Records
■ ■ ■ ■ ■ ■ ■
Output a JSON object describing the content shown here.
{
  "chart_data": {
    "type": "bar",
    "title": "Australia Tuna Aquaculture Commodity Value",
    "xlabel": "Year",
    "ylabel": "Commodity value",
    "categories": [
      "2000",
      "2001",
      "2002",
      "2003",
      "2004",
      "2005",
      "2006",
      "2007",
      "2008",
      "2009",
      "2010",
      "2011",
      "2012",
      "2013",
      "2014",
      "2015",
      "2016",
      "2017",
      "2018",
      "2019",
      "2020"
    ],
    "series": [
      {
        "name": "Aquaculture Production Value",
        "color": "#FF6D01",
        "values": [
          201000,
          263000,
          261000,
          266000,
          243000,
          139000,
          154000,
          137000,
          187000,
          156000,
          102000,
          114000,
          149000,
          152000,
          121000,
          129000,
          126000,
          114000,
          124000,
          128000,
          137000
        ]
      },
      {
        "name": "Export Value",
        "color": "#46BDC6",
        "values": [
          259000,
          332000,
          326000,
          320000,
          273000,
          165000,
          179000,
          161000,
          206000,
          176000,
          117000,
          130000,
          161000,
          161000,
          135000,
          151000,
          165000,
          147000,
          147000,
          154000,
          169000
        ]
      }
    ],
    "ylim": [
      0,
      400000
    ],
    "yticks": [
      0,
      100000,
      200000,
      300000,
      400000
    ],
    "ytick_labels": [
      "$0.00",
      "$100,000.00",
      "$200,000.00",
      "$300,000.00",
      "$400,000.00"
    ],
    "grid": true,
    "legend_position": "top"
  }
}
■ ■ ■ ■ ■ ■ ■
> **Exercise**:
Your task is to repeat the data exactly, with nothing left out.

> **Worked solution**:
Output a JSON object describing the content shown here.
{
  "chart_data": {
    "type": "bar",
    "title": "Australia Tuna Aquaculture Commodity Value",
    "xlabel": "Year",
    "ylabel": "Commodity value",
    "categories": [
      "2000",
      "2001",
      "2002",
      "2003",
      "2004",
      "2005",
      "2006",
      "2007",
      "2008",
      "2009",
      "2010",
      "2011",
      "2012",
      "2013",
      "2014",
      "2015",
      "2016",
      "2017",
      "2018",
      "2019",
      "2020"
    ],
    "series": [
      {
        "name": "Aquaculture Production Value",
        "color": "#FF6D01",
        "values": [
          201000,
          263000,
          261000,
          266000,
          243000,
          139000,
          154000,
          137000,
          187000,
          156000,
          102000,
          114000,
          149000,
          152000,
          121000,
          129000,
          126000,
          114000,
          124000,
          128000,
          137000
        ]
      },
      {
        "name": "Export Value",
        "color": "#46BDC6",
        "values": [
          259000,
          332000,
          326000,
          320000,
          273000,
          165000,
          179000,
          161000,
          206000,
          176000,
          117000,
          130000,
          161000,
          161000,
          135000,
          151000,
          165000,
          147000,
          147000,
          154000,
          169000
        ]
      }
    ],
    "ylim": [
      0,
      400000
    ],
    "yticks": [
      0,
      100000,
      200000,
      300000,
      400000
    ],
    "ytick_labels": [
      "$0.00",
      "$100,000.00",
      "$200,000.00",
      "$300,000.00",
      "$400,000.00"
    ],
    "grid": true,
    "legend_position": "top"
  }
}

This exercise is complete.